### DATASET RECORDS ###

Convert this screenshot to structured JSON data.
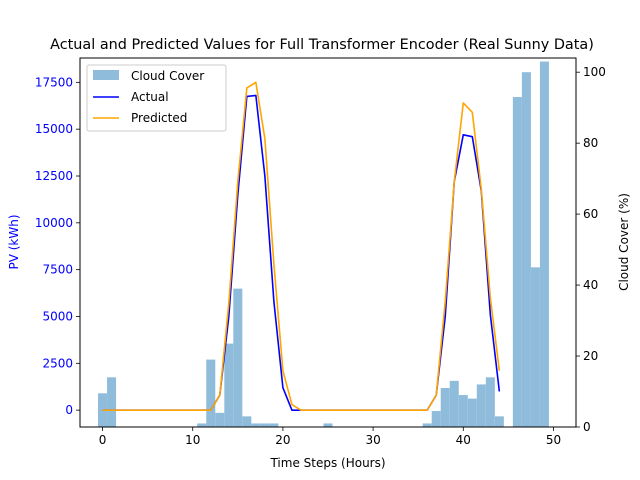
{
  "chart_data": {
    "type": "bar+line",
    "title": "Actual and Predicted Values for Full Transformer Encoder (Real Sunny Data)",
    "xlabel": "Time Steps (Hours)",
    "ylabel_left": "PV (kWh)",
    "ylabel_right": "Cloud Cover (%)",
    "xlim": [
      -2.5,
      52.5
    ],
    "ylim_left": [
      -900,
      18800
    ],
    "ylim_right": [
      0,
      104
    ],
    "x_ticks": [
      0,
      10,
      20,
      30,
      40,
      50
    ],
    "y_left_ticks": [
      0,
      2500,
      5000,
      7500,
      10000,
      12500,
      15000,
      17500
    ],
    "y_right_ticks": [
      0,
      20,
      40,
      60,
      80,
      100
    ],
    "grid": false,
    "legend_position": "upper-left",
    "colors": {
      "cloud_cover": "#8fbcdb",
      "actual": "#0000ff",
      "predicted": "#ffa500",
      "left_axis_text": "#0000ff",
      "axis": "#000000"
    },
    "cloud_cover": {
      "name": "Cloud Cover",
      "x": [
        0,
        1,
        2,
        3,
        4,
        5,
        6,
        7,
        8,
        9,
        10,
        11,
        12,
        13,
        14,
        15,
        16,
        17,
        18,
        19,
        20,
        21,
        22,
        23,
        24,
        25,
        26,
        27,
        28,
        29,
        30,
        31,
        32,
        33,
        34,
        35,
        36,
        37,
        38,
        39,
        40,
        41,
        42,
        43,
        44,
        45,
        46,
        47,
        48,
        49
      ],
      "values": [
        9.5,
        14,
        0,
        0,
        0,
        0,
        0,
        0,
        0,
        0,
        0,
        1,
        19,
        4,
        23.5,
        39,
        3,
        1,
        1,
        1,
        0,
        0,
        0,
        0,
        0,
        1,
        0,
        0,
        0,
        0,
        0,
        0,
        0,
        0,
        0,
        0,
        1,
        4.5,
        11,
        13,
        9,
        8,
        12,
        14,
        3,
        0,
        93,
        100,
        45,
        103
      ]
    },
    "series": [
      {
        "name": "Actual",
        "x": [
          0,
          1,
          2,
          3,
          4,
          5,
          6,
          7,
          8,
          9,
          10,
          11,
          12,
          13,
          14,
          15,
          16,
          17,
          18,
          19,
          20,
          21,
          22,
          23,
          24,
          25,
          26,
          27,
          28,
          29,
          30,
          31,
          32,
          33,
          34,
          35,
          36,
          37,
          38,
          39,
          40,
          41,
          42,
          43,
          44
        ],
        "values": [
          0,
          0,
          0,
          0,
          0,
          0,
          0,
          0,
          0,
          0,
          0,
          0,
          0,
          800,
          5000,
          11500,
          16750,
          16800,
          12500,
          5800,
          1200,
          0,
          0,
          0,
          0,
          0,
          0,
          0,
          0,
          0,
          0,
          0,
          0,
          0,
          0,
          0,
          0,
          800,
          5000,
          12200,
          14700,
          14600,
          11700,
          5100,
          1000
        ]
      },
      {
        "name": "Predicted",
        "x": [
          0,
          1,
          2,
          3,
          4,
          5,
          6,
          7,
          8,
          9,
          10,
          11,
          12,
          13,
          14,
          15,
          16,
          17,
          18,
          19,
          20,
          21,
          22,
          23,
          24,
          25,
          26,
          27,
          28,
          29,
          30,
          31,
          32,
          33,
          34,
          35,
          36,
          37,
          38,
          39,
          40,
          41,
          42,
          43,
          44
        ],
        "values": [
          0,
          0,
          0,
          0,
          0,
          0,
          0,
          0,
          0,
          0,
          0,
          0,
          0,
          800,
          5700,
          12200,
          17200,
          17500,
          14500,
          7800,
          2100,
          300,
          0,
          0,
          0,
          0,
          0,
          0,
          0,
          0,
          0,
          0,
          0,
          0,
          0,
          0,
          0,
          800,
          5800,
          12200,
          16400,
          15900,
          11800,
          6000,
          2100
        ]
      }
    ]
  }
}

###

BRIEF: Reproduce the entries above word for word. Pictures stay out.

RESPONSE FOR THIS EXERCISE:
Convert this screenshot to structured JSON data.
{
  "chart_data": {
    "type": "bar+line",
    "title": "Actual and Predicted Values for Full Transformer Encoder (Real Sunny Data)",
    "xlabel": "Time Steps (Hours)",
    "ylabel_left": "PV (kWh)",
    "ylabel_right": "Cloud Cover (%)",
    "xlim": [
      -2.5,
      52.5
    ],
    "ylim_left": [
      -900,
      18800
    ],
    "ylim_right": [
      0,
      104
    ],
    "x_ticks": [
      0,
      10,
      20,
      30,
      40,
      50
    ],
    "y_left_ticks": [
      0,
      2500,
      5000,
      7500,
      10000,
      12500,
      15000,
      17500
    ],
    "y_right_ticks": [
      0,
      20,
      40,
      60,
      80,
      100
    ],
    "grid": false,
    "legend_position": "upper-left",
    "colors": {
      "cloud_cover": "#8fbcdb",
      "actual": "#0000ff",
      "predicted": "#ffa500",
      "left_axis_text": "#0000ff",
      "axis": "#000000"
    },
    "cloud_cover": {
      "name": "Cloud Cover",
      "x": [
        0,
        1,
        2,
        3,
        4,
        5,
        6,
        7,
        8,
        9,
        10,
        11,
        12,
        13,
        14,
        15,
        16,
        17,
        18,
        19,
        20,
        21,
        22,
        23,
        24,
        25,
        26,
        27,
        28,
        29,
        30,
        31,
        32,
        33,
        34,
        35,
        36,
        37,
        38,
        39,
        40,
        41,
        42,
        43,
        44,
        45,
        46,
        47,
        48,
        49
      ],
      "values": [
        9.5,
        14,
        0,
        0,
        0,
        0,
        0,
        0,
        0,
        0,
        0,
        1,
        19,
        4,
        23.5,
        39,
        3,
        1,
        1,
        1,
        0,
        0,
        0,
        0,
        0,
        1,
        0,
        0,
        0,
        0,
        0,
        0,
        0,
        0,
        0,
        0,
        1,
        4.5,
        11,
        13,
        9,
        8,
        12,
        14,
        3,
        0,
        93,
        100,
        45,
        103
      ]
    },
    "series": [
      {
        "name": "Actual",
        "x": [
          0,
          1,
          2,
          3,
          4,
          5,
          6,
          7,
          8,
          9,
          10,
          11,
          12,
          13,
          14,
          15,
          16,
          17,
          18,
          19,
          20,
          21,
          22,
          23,
          24,
          25,
          26,
          27,
          28,
          29,
          30,
          31,
          32,
          33,
          34,
          35,
          36,
          37,
          38,
          39,
          40,
          41,
          42,
          43,
          44
        ],
        "values": [
          0,
          0,
          0,
          0,
          0,
          0,
          0,
          0,
          0,
          0,
          0,
          0,
          0,
          800,
          5000,
          11500,
          16750,
          16800,
          12500,
          5800,
          1200,
          0,
          0,
          0,
          0,
          0,
          0,
          0,
          0,
          0,
          0,
          0,
          0,
          0,
          0,
          0,
          0,
          800,
          5000,
          12200,
          14700,
          14600,
          11700,
          5100,
          1000
        ]
      },
      {
        "name": "Predicted",
        "x": [
          0,
          1,
          2,
          3,
          4,
          5,
          6,
          7,
          8,
          9,
          10,
          11,
          12,
          13,
          14,
          15,
          16,
          17,
          18,
          19,
          20,
          21,
          22,
          23,
          24,
          25,
          26,
          27,
          28,
          29,
          30,
          31,
          32,
          33,
          34,
          35,
          36,
          37,
          38,
          39,
          40,
          41,
          42,
          43,
          44
        ],
        "values": [
          0,
          0,
          0,
          0,
          0,
          0,
          0,
          0,
          0,
          0,
          0,
          0,
          0,
          800,
          5700,
          12200,
          17200,
          17500,
          14500,
          7800,
          2100,
          300,
          0,
          0,
          0,
          0,
          0,
          0,
          0,
          0,
          0,
          0,
          0,
          0,
          0,
          0,
          0,
          800,
          5800,
          12200,
          16400,
          15900,
          11800,
          6000,
          2100
        ]
      }
    ]
  }
}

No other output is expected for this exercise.